Quote the data word for word, starting with the line that contains "Extract all elements" and going on through the line that contains "step-text: 从原始图像中框选出具有绝缘子的区域并记录框选范围内的图像记为正样本图像 <box>125". Leave the picture out.

**Supplied records**
start

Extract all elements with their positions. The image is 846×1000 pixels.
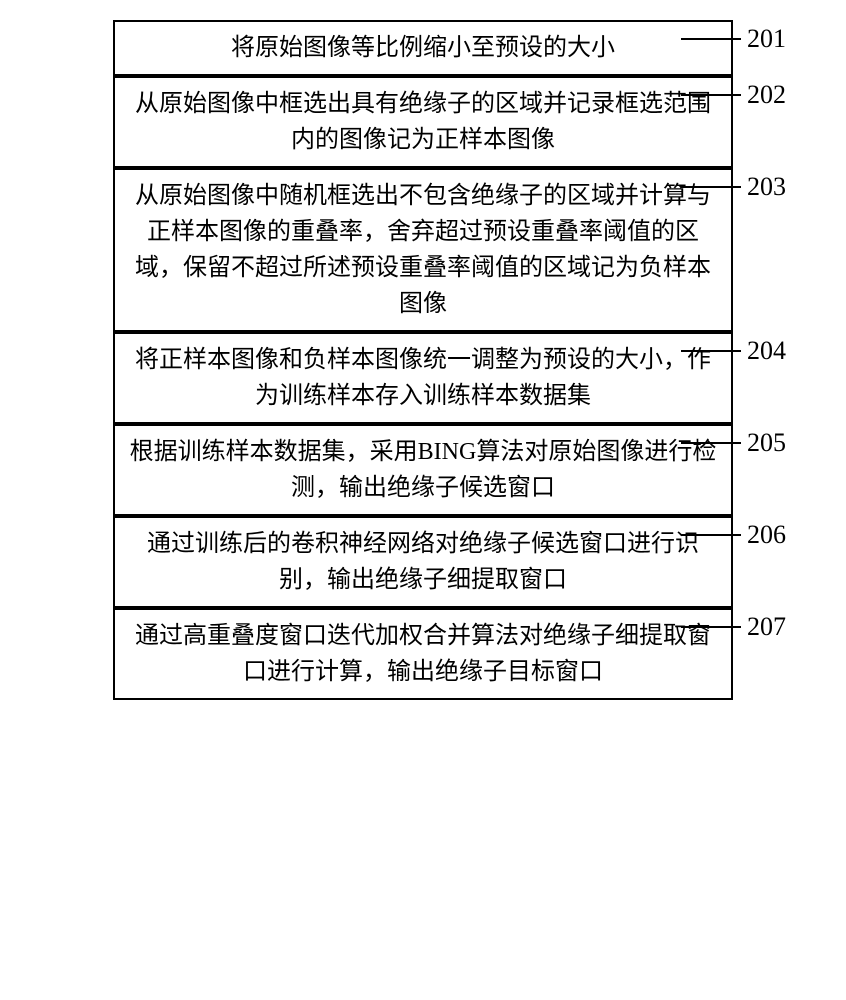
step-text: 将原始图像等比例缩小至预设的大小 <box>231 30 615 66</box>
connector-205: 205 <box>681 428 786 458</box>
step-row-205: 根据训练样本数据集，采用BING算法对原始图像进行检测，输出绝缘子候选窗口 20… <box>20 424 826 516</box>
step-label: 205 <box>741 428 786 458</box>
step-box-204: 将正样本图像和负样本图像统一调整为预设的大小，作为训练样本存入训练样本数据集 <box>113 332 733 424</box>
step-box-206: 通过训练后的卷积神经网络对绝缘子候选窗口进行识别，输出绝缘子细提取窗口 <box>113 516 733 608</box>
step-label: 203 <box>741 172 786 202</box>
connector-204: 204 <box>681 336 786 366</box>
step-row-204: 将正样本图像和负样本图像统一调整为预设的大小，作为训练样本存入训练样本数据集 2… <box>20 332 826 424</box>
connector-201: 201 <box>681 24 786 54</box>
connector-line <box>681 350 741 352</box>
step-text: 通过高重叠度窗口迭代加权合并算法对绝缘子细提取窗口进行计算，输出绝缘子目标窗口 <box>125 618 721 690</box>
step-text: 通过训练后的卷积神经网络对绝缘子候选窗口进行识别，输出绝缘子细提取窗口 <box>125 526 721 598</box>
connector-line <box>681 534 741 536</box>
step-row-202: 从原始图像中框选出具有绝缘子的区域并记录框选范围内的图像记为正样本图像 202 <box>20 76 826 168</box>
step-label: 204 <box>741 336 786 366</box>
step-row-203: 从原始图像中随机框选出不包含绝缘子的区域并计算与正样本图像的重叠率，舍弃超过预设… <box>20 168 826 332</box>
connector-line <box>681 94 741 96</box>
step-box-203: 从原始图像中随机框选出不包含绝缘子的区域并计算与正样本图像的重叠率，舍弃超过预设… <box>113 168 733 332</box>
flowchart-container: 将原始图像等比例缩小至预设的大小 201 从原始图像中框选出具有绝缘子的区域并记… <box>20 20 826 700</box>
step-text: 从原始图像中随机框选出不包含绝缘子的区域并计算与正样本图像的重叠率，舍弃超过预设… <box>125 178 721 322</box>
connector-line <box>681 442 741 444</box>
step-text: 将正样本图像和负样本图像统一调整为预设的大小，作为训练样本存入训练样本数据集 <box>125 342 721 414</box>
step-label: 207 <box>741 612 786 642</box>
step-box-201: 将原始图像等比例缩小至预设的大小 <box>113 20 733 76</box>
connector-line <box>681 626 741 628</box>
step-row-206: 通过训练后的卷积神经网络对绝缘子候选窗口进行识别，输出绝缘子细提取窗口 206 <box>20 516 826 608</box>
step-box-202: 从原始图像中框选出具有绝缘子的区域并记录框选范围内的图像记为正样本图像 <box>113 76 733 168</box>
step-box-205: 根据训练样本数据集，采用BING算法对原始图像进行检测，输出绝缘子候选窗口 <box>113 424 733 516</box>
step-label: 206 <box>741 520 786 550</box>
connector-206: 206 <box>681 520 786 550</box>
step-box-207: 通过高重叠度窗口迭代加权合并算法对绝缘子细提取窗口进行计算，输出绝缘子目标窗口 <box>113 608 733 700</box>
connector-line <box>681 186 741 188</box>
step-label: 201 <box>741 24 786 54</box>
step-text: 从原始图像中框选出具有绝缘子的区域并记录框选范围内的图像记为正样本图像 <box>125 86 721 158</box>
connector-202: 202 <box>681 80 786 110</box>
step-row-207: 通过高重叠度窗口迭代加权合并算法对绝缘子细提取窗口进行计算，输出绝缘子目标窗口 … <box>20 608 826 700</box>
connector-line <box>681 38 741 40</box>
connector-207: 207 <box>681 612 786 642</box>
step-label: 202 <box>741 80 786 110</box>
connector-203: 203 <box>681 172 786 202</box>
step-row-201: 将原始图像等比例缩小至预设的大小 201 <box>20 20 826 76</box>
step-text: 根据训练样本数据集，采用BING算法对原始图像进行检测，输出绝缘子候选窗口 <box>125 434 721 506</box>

end
start

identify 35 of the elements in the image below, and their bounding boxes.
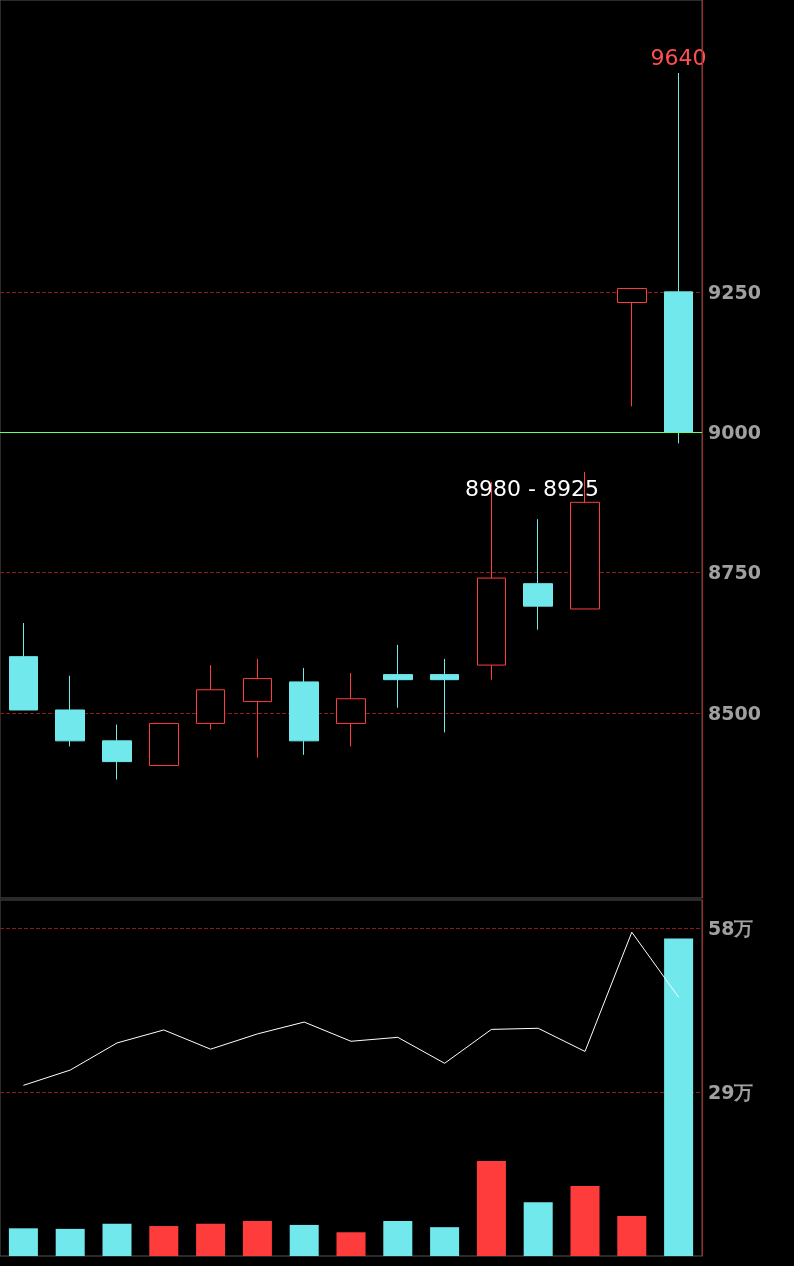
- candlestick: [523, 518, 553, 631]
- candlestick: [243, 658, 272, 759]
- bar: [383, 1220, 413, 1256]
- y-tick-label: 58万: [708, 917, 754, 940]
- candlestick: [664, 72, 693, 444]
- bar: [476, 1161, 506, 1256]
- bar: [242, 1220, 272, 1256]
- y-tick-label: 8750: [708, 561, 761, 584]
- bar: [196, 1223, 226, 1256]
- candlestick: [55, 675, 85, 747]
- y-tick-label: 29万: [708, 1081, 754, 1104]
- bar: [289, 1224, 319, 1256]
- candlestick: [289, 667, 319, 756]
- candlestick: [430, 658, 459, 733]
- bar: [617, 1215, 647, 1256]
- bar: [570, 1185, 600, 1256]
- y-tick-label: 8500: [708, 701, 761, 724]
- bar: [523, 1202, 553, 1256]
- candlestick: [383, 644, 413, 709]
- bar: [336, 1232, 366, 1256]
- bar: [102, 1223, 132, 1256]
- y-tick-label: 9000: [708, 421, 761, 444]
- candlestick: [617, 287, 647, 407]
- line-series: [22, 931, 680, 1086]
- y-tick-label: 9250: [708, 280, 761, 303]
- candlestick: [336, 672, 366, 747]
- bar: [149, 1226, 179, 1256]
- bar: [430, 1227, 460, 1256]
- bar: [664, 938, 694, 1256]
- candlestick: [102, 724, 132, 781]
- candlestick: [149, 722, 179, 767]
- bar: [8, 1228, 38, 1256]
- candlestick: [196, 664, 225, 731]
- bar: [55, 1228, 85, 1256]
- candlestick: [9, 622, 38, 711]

end
start

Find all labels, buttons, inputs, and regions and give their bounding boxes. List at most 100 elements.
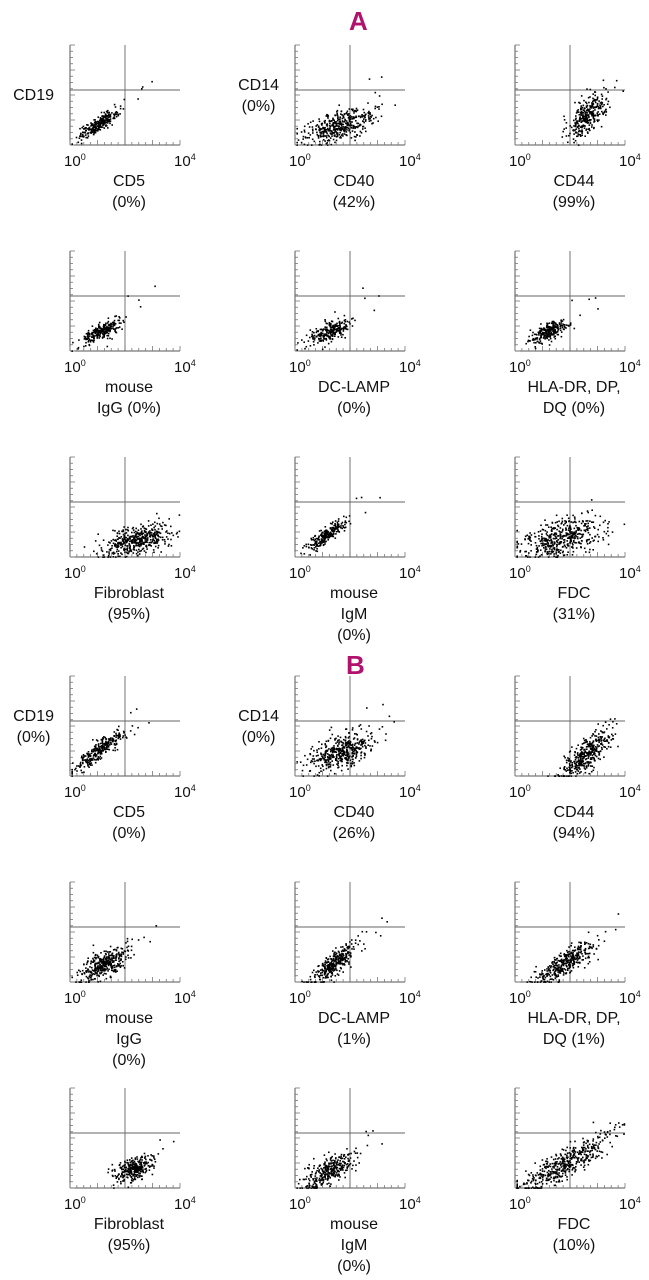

end

**Finished answer**
Extract all elements with their positions. The image is 846×1000 pixels.
step-text: 将原始图像等比例缩小至预设的大小 <box>231 30 615 66</box>
connector-205: 205 <box>681 428 786 458</box>
step-row-205: 根据训练样本数据集，采用BING算法对原始图像进行检测，输出绝缘子候选窗口 20… <box>20 424 826 516</box>
step-label: 205 <box>741 428 786 458</box>
step-box-204: 将正样本图像和负样本图像统一调整为预设的大小，作为训练样本存入训练样本数据集 <box>113 332 733 424</box>
step-box-206: 通过训练后的卷积神经网络对绝缘子候选窗口进行识别，输出绝缘子细提取窗口 <box>113 516 733 608</box>
step-label: 203 <box>741 172 786 202</box>
connector-204: 204 <box>681 336 786 366</box>
step-row-204: 将正样本图像和负样本图像统一调整为预设的大小，作为训练样本存入训练样本数据集 2… <box>20 332 826 424</box>
connector-201: 201 <box>681 24 786 54</box>
connector-line <box>681 350 741 352</box>
step-text: 通过高重叠度窗口迭代加权合并算法对绝缘子细提取窗口进行计算，输出绝缘子目标窗口 <box>125 618 721 690</box>
step-text: 通过训练后的卷积神经网络对绝缘子候选窗口进行识别，输出绝缘子细提取窗口 <box>125 526 721 598</box>
connector-line <box>681 534 741 536</box>
step-row-202: 从原始图像中框选出具有绝缘子的区域并记录框选范围内的图像记为正样本图像 202 <box>20 76 826 168</box>
step-label: 204 <box>741 336 786 366</box>
step-row-203: 从原始图像中随机框选出不包含绝缘子的区域并计算与正样本图像的重叠率，舍弃超过预设… <box>20 168 826 332</box>
connector-line <box>681 94 741 96</box>
step-box-203: 从原始图像中随机框选出不包含绝缘子的区域并计算与正样本图像的重叠率，舍弃超过预设… <box>113 168 733 332</box>
flowchart-container: 将原始图像等比例缩小至预设的大小 201 从原始图像中框选出具有绝缘子的区域并记… <box>20 20 826 700</box>
step-text: 从原始图像中随机框选出不包含绝缘子的区域并计算与正样本图像的重叠率，舍弃超过预设… <box>125 178 721 322</box>
connector-line <box>681 442 741 444</box>
step-text: 将正样本图像和负样本图像统一调整为预设的大小，作为训练样本存入训练样本数据集 <box>125 342 721 414</box>
step-label: 207 <box>741 612 786 642</box>
step-box-201: 将原始图像等比例缩小至预设的大小 <box>113 20 733 76</box>
connector-line <box>681 626 741 628</box>
step-row-206: 通过训练后的卷积神经网络对绝缘子候选窗口进行识别，输出绝缘子细提取窗口 206 <box>20 516 826 608</box>
step-box-202: 从原始图像中框选出具有绝缘子的区域并记录框选范围内的图像记为正样本图像 <box>113 76 733 168</box>
step-box-205: 根据训练样本数据集，采用BING算法对原始图像进行检测，输出绝缘子候选窗口 <box>113 424 733 516</box>
step-label: 206 <box>741 520 786 550</box>
connector-206: 206 <box>681 520 786 550</box>
step-box-207: 通过高重叠度窗口迭代加权合并算法对绝缘子细提取窗口进行计算，输出绝缘子目标窗口 <box>113 608 733 700</box>
connector-line <box>681 186 741 188</box>
step-label: 201 <box>741 24 786 54</box>
step-text: 从原始图像中框选出具有绝缘子的区域并记录框选范围内的图像记为正样本图像 <box>125 86 721 158</box>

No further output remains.